TASK INSTRUCTIONS: Which lines in the records below contain the word "сделок"? Copy each of them.

Rows from a dataset:
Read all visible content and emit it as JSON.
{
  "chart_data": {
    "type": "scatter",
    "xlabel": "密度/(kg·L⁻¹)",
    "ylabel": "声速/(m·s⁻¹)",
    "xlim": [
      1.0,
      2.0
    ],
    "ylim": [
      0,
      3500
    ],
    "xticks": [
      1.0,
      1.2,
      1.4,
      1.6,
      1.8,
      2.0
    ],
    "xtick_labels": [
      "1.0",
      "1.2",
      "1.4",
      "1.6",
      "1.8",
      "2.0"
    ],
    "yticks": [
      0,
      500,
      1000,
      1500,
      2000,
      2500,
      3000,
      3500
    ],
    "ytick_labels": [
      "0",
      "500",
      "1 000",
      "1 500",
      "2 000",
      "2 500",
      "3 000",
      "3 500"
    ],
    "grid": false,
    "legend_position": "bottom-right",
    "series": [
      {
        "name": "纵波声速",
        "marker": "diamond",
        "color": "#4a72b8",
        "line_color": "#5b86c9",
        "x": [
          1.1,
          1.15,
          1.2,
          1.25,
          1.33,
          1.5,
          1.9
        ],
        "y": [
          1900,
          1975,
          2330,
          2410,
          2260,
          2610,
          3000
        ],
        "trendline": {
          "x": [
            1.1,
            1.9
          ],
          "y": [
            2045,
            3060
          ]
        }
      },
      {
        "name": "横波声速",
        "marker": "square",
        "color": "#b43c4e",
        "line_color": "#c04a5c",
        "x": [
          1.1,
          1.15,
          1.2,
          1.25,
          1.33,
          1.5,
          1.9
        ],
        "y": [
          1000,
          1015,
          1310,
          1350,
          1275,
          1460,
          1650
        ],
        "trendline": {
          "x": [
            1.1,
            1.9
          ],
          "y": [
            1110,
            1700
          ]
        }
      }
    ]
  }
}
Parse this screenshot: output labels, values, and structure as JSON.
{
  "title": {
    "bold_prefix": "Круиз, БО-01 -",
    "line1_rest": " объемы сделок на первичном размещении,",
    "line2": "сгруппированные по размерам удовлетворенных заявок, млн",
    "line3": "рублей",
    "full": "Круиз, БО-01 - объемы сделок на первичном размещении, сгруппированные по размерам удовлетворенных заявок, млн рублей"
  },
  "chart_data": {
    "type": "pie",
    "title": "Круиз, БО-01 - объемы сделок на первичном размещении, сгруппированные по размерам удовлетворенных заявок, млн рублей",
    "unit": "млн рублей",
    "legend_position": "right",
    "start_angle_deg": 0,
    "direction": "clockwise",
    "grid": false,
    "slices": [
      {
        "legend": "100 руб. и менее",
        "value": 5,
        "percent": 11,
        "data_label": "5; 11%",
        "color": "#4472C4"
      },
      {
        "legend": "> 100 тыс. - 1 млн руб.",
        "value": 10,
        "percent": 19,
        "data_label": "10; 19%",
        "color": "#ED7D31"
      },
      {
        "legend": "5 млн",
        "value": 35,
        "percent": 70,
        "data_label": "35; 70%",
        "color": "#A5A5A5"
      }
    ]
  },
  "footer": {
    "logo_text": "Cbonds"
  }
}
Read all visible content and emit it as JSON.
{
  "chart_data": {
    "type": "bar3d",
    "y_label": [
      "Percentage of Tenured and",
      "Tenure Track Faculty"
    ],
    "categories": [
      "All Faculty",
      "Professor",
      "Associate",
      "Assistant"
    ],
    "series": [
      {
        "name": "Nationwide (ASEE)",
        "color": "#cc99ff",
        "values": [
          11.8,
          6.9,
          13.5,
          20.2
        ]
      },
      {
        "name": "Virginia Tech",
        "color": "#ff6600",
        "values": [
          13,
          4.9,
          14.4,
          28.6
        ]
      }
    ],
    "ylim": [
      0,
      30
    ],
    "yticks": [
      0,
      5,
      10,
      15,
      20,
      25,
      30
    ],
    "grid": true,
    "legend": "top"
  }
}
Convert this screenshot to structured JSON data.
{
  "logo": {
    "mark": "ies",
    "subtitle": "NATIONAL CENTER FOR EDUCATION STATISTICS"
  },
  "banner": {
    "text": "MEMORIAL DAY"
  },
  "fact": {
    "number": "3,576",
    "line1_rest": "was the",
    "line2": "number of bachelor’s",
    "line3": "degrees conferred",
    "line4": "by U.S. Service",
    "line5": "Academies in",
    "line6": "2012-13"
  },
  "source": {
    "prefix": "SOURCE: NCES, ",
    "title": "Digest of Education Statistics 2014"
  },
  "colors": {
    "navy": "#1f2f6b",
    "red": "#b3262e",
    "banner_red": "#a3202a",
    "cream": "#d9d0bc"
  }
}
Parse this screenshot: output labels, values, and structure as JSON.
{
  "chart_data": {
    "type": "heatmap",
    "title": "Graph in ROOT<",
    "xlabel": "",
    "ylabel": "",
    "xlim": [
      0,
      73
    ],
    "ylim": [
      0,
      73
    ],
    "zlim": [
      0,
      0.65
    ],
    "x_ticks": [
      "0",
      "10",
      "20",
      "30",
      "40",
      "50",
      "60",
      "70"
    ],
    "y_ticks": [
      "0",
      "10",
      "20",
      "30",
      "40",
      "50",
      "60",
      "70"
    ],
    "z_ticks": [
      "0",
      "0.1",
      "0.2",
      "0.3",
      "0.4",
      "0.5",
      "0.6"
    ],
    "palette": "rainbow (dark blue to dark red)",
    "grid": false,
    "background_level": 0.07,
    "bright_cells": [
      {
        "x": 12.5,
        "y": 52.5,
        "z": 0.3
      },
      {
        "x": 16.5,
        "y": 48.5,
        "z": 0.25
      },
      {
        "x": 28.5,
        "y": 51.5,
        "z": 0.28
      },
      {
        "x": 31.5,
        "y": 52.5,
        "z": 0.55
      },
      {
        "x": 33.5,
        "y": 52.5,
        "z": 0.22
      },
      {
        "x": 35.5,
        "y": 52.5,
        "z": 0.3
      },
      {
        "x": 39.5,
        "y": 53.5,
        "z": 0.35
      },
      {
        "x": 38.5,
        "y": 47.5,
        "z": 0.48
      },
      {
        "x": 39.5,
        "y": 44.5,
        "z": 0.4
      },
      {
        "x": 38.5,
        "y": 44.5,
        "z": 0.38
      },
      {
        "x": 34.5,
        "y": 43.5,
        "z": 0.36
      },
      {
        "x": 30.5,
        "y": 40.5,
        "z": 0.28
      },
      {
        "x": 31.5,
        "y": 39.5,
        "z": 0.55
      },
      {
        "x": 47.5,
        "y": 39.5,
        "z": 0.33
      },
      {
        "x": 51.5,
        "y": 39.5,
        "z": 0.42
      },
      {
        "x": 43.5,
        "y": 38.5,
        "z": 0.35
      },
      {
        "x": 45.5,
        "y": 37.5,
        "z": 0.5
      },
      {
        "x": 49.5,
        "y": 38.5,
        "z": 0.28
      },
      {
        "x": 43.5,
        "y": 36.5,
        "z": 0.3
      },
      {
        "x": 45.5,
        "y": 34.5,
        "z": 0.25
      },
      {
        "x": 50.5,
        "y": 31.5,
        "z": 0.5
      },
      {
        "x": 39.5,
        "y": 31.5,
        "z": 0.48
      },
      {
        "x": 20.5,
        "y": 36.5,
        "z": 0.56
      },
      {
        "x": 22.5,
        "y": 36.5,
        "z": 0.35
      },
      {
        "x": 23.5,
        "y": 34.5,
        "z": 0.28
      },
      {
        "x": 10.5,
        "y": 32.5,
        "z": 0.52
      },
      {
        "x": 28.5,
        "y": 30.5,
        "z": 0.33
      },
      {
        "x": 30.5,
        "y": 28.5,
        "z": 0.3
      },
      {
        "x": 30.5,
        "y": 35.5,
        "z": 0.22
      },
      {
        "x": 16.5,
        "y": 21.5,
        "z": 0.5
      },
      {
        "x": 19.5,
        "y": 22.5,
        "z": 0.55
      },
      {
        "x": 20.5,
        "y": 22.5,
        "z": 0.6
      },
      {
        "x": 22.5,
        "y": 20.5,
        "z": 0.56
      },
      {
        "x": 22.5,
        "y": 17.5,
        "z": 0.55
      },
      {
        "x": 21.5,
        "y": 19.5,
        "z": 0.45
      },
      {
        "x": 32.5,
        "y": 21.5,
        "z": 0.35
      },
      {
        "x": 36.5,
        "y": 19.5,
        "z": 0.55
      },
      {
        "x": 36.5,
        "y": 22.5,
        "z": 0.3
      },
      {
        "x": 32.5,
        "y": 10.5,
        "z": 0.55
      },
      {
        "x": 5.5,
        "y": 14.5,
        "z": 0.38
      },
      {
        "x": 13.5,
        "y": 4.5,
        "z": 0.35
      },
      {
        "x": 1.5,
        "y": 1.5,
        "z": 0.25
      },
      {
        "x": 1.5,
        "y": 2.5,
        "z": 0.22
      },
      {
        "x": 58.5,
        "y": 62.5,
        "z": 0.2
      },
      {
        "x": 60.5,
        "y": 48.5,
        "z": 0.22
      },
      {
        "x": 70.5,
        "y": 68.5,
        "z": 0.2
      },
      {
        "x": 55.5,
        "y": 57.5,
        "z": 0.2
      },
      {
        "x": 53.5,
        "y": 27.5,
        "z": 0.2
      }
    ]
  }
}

EXERCISE RESULT:
    "line1_rest": " объемы сделок на первичном размещении,",
    "full": "Круиз, БО-01 - объемы сделок на первичном размещении, сгруппированные по размерам удовлетворенных заявок, млн рублей"
    "title": "Круиз, БО-01 - объемы сделок на первичном размещении, сгруппированные по размерам удовлетворенных заявок, млн рублей",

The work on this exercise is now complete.